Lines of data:
··········

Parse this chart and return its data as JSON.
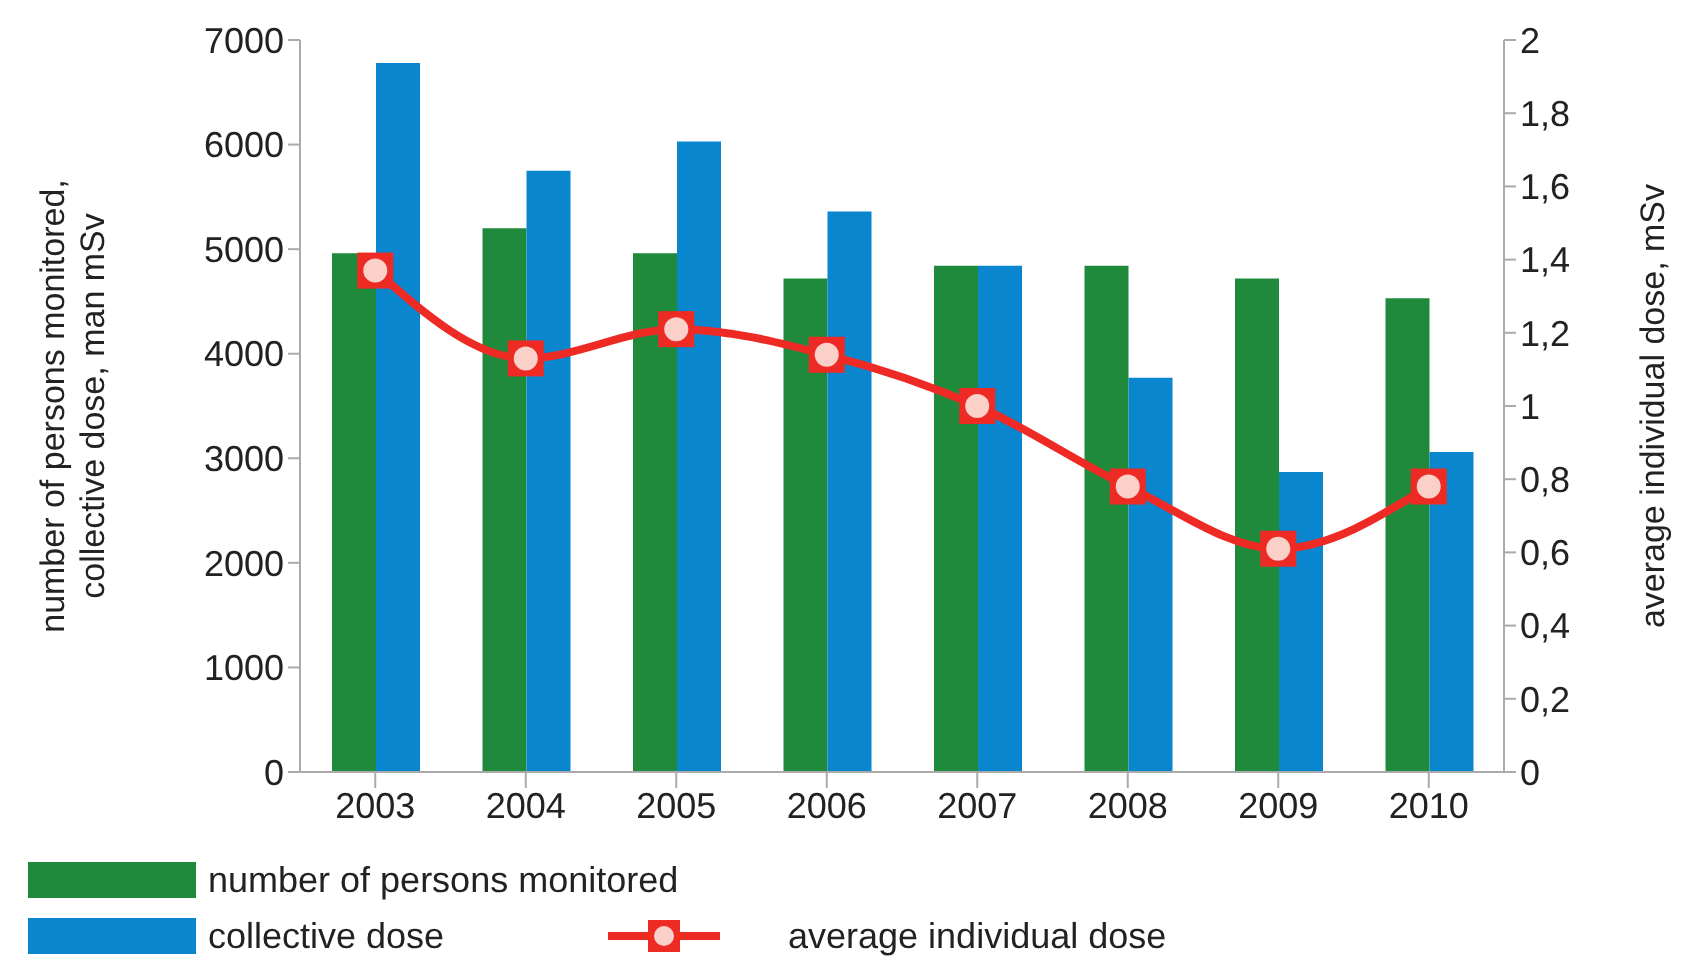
{
  "chart_data": {
    "type": "bar",
    "categories": [
      "2003",
      "2004",
      "2005",
      "2006",
      "2007",
      "2008",
      "2009",
      "2010"
    ],
    "ylabel": "number of persons monitored, collective dose, man mSv",
    "y2label": "average individual dose, mSv",
    "ylim": [
      0,
      7000
    ],
    "yticks": [
      0,
      1000,
      2000,
      3000,
      4000,
      5000,
      6000,
      7000
    ],
    "y2lim": [
      0,
      2
    ],
    "y2ticks": [
      {
        "value": 0,
        "label": "0"
      },
      {
        "value": 0.2,
        "label": "0,2"
      },
      {
        "value": 0.4,
        "label": "0,4"
      },
      {
        "value": 0.6,
        "label": "0,6"
      },
      {
        "value": 0.8,
        "label": "0,8"
      },
      {
        "value": 1,
        "label": "1"
      },
      {
        "value": 1.2,
        "label": "1,2"
      },
      {
        "value": 1.4,
        "label": "1,4"
      },
      {
        "value": 1.6,
        "label": "1,6"
      },
      {
        "value": 1.8,
        "label": "1,8"
      },
      {
        "value": 2,
        "label": "2"
      }
    ],
    "series": [
      {
        "name": "number of persons monitored",
        "color": "#1f8a3c",
        "values": [
          4960,
          5200,
          4960,
          4720,
          4840,
          4840,
          4720,
          4530
        ]
      },
      {
        "name": "collective dose",
        "color": "#0a86cf",
        "values": [
          6780,
          5750,
          6030,
          5360,
          4840,
          3770,
          2870,
          3060
        ]
      },
      {
        "name": "average individual dose",
        "type": "line",
        "axis": "y2",
        "color": "#ee2a24",
        "marker": "square",
        "values": [
          1.37,
          1.13,
          1.21,
          1.14,
          1.0,
          0.78,
          0.61,
          0.78
        ]
      }
    ],
    "grid": false,
    "legend": "bottom"
  }
}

··········

SHORT PROBLEM:
Find every line that holds "individual" and copy it.

CORRECT RESULT:
    "y2label": "average individual dose, mSv",
        "name": "average individual dose",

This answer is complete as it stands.